WHAT THE EXERCISE ASKS
Find each line with the word "boundary" and copy it.

DATA TO USE
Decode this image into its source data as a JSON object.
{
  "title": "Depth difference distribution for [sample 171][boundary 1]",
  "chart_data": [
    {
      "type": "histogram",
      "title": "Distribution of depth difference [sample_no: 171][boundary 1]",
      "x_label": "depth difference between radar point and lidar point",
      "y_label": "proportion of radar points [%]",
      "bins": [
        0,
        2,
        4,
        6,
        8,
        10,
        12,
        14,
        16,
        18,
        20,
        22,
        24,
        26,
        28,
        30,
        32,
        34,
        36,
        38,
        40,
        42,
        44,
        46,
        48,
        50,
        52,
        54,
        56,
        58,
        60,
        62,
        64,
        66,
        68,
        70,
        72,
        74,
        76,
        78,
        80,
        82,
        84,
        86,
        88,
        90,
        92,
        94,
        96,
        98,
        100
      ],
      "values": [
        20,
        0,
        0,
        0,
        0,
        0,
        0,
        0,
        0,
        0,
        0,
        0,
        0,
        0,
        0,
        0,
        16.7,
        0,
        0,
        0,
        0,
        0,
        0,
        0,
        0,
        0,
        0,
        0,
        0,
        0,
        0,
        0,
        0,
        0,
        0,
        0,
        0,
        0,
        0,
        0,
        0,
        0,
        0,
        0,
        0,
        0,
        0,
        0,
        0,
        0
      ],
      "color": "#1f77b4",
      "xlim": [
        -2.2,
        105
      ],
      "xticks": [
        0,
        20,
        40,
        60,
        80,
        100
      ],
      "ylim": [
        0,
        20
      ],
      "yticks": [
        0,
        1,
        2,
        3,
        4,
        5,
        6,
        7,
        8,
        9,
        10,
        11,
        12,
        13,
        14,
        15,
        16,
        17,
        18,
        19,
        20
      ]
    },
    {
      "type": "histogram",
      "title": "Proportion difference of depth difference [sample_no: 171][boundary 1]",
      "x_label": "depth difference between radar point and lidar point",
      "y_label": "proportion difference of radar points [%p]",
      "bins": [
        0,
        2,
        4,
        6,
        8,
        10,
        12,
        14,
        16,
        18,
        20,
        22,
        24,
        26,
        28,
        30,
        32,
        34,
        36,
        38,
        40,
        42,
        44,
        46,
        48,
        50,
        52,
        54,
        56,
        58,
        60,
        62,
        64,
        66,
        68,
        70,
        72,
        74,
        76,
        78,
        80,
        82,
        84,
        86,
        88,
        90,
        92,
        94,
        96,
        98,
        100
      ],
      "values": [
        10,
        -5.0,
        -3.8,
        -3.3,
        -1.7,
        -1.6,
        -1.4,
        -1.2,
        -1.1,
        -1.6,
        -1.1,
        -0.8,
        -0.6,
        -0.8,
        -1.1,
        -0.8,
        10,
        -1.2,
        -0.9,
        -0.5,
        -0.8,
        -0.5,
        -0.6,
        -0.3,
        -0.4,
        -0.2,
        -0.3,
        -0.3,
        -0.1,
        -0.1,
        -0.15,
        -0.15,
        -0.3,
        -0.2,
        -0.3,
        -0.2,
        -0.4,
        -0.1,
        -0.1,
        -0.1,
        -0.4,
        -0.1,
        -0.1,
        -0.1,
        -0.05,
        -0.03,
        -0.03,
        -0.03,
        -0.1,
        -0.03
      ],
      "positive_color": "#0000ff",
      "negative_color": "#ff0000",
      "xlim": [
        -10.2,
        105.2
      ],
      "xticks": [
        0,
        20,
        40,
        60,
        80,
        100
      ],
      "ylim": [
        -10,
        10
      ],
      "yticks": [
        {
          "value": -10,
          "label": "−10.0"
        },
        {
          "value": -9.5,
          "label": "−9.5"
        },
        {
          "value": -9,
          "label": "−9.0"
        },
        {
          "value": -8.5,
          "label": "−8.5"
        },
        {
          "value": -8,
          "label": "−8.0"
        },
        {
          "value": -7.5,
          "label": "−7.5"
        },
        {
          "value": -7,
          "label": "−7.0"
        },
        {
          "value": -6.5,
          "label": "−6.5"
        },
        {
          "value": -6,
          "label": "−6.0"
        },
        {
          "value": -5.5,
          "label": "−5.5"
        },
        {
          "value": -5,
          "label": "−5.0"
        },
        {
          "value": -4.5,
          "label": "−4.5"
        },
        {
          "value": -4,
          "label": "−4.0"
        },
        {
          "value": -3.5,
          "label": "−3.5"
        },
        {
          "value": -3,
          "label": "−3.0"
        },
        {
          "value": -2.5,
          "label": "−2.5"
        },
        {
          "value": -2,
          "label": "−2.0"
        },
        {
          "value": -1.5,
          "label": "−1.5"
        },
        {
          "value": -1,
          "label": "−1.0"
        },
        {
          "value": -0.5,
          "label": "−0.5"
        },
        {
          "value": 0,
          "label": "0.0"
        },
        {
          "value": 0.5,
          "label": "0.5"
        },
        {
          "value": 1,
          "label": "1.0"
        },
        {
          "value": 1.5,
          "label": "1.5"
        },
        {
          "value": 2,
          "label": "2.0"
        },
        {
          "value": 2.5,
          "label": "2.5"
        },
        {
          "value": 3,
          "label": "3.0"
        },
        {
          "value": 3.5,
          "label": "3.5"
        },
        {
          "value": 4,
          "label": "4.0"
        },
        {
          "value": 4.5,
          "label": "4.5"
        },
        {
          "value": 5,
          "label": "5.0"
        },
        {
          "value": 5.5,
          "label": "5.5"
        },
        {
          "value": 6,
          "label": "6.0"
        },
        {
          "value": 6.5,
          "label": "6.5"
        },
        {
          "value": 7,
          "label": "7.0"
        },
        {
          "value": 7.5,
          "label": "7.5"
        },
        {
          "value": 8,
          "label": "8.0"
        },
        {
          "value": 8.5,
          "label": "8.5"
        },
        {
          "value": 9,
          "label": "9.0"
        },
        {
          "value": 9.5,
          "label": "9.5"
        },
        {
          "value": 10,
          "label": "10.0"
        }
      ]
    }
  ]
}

---

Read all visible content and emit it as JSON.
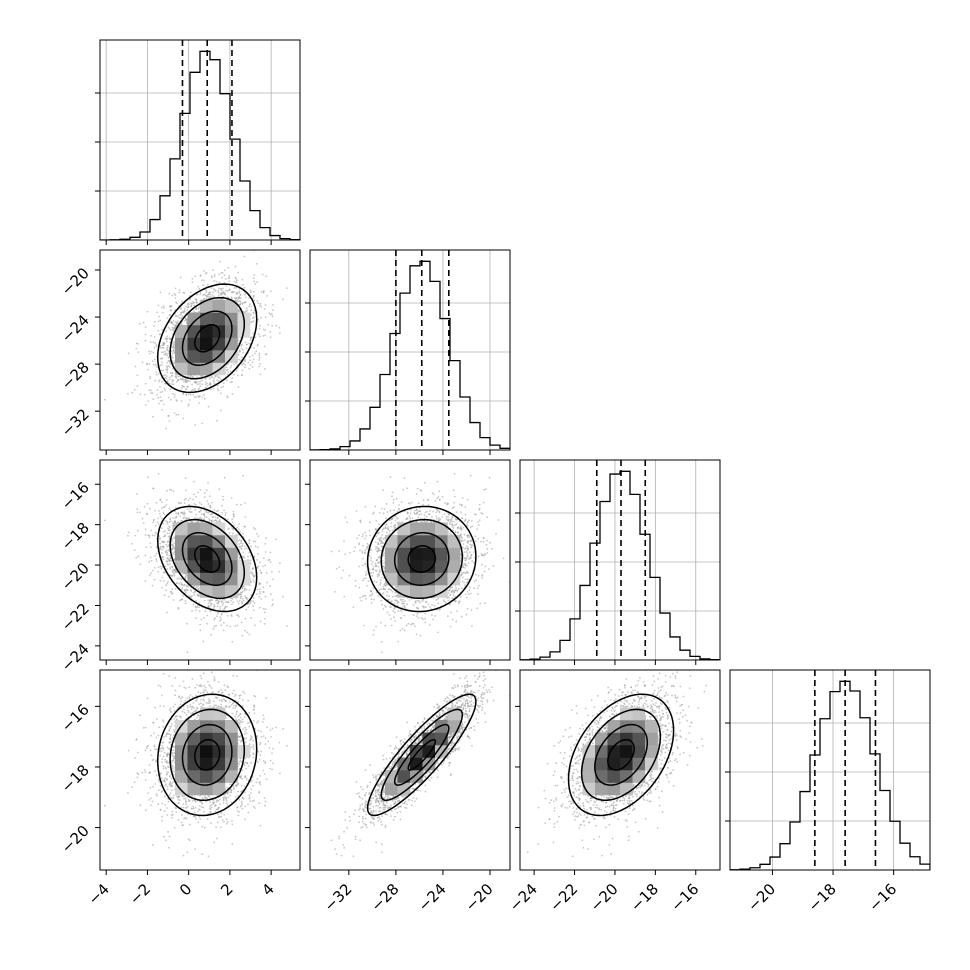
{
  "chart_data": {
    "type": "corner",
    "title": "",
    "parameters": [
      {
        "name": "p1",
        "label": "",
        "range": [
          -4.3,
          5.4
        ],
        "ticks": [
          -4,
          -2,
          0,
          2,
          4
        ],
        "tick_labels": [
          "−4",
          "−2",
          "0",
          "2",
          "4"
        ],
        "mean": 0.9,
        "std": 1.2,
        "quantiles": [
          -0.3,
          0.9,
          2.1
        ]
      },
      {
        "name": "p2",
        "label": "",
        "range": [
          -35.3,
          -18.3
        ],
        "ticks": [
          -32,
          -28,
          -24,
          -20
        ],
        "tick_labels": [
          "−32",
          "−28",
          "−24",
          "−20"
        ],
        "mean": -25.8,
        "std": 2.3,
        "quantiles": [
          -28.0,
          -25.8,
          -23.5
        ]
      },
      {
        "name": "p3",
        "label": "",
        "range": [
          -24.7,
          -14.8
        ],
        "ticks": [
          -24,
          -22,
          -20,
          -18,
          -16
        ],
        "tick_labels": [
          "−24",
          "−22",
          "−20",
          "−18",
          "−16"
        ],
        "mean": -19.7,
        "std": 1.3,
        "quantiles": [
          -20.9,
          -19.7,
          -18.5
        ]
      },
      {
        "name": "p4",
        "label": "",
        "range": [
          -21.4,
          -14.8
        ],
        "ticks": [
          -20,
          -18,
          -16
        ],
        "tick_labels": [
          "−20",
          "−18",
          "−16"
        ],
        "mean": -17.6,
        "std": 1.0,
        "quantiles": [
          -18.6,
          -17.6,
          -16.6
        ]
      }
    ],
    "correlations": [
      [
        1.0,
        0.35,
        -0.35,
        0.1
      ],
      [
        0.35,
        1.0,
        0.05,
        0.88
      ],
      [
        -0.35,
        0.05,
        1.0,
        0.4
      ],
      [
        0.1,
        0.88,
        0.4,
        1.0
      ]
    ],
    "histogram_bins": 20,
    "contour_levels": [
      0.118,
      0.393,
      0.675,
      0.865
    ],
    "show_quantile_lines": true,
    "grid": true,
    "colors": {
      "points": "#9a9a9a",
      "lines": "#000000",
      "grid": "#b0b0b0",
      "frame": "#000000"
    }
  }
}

TASK SOLUTION
  "title": "Depth difference distribution for [sample 171][boundary 1]",
      "title": "Distribution of depth difference [sample_no: 171][boundary 1]",
      "title": "Proportion difference of depth difference [sample_no: 171][boundary 1]",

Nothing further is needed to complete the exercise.